Task objective –
Produce an exact copy of all the data below, dropping every image.

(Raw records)

****************

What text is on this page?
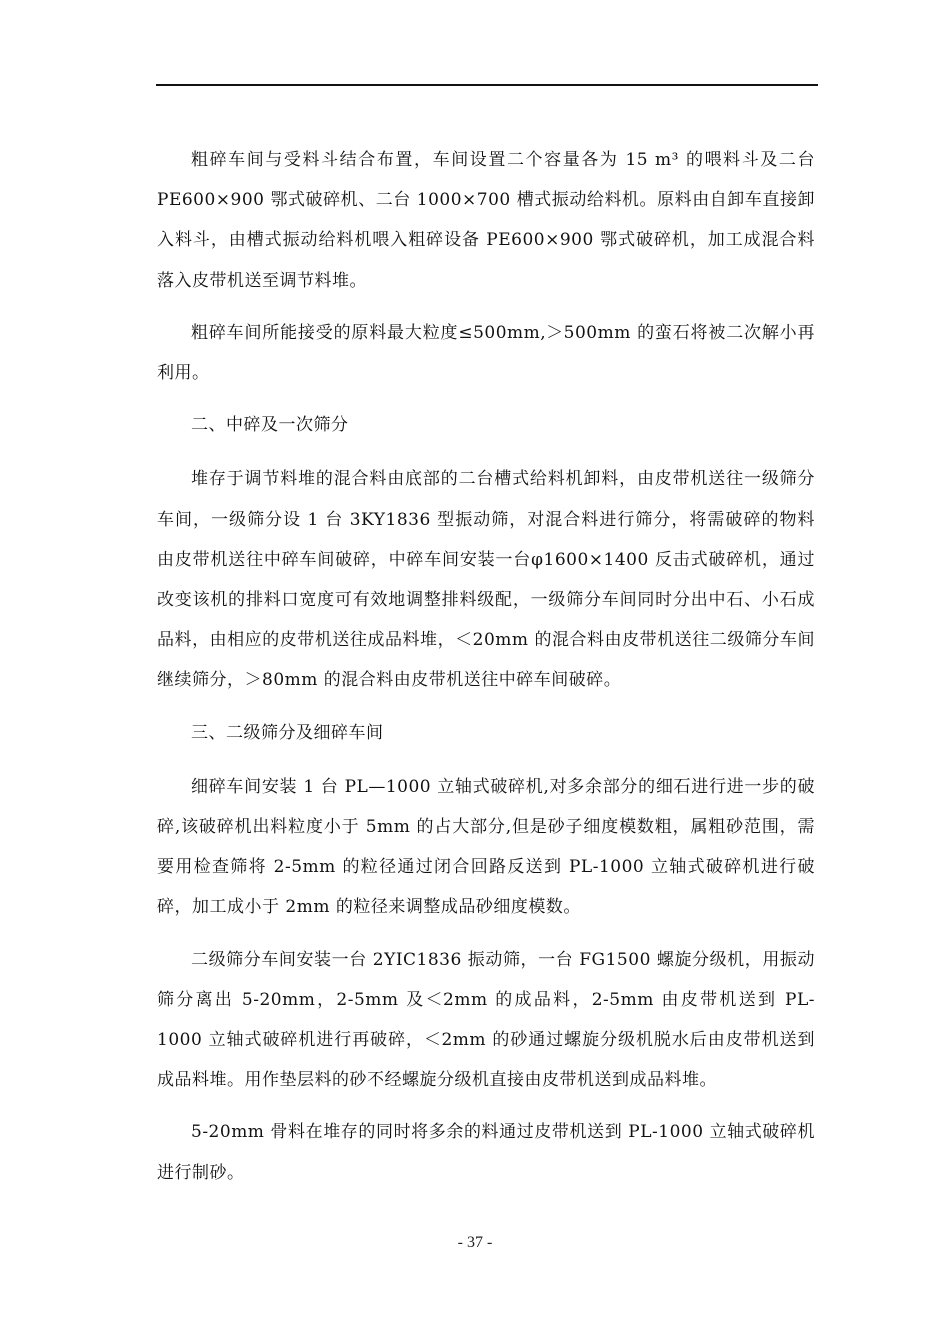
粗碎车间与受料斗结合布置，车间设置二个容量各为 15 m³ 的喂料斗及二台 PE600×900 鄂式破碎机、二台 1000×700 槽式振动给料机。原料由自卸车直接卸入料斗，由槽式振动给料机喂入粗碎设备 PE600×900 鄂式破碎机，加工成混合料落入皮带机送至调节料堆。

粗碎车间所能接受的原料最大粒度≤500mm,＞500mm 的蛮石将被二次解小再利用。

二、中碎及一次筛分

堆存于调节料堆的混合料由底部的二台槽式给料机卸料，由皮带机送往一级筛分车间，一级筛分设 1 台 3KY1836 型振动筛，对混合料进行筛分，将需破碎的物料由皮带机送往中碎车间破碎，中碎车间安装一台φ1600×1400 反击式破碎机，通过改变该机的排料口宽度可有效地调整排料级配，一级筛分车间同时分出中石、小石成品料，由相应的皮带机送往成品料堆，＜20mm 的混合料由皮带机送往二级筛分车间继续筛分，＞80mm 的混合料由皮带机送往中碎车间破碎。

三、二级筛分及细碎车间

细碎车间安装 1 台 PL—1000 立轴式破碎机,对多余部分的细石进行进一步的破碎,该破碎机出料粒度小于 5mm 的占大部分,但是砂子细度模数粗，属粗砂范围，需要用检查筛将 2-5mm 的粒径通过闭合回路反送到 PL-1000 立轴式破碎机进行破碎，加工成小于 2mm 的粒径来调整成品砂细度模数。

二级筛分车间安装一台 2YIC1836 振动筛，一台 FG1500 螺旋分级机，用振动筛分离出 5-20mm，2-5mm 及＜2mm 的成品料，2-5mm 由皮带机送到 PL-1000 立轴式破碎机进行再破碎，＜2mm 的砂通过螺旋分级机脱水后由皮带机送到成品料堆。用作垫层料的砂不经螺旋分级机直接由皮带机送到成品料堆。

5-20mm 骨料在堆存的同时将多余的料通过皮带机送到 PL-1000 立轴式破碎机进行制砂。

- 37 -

****************

Answer to this exercise –
What text is on this page?
粗碎车间与受料斗结合布置，车间设置二个容量各为 15 m³ 的喂料斗及二台 PE600×900 鄂式破碎机、二台 1000×700 槽式振动给料机。原料由自卸车直接卸入料斗，由槽式振动给料机喂入粗碎设备 PE600×900 鄂式破碎机，加工成混合料落入皮带机送至调节料堆。

粗碎车间所能接受的原料最大粒度≤500mm,＞500mm 的蛮石将被二次解小再利用。

二、中碎及一次筛分

堆存于调节料堆的混合料由底部的二台槽式给料机卸料，由皮带机送往一级筛分车间，一级筛分设 1 台 3KY1836 型振动筛，对混合料进行筛分，将需破碎的物料由皮带机送往中碎车间破碎，中碎车间安装一台φ1600×1400 反击式破碎机，通过改变该机的排料口宽度可有效地调整排料级配，一级筛分车间同时分出中石、小石成品料，由相应的皮带机送往成品料堆，＜20mm 的混合料由皮带机送往二级筛分车间继续筛分，＞80mm 的混合料由皮带机送往中碎车间破碎。

三、二级筛分及细碎车间

细碎车间安装 1 台 PL—1000 立轴式破碎机,对多余部分的细石进行进一步的破碎,该破碎机出料粒度小于 5mm 的占大部分,但是砂子细度模数粗，属粗砂范围，需要用检查筛将 2-5mm 的粒径通过闭合回路反送到 PL-1000 立轴式破碎机进行破碎，加工成小于 2mm 的粒径来调整成品砂细度模数。

二级筛分车间安装一台 2YIC1836 振动筛，一台 FG1500 螺旋分级机，用振动筛分离出 5-20mm，2-5mm 及＜2mm 的成品料，2-5mm 由皮带机送到 PL-1000 立轴式破碎机进行再破碎，＜2mm 的砂通过螺旋分级机脱水后由皮带机送到成品料堆。用作垫层料的砂不经螺旋分级机直接由皮带机送到成品料堆。

5-20mm 骨料在堆存的同时将多余的料通过皮带机送到 PL-1000 立轴式破碎机进行制砂。

- 37 -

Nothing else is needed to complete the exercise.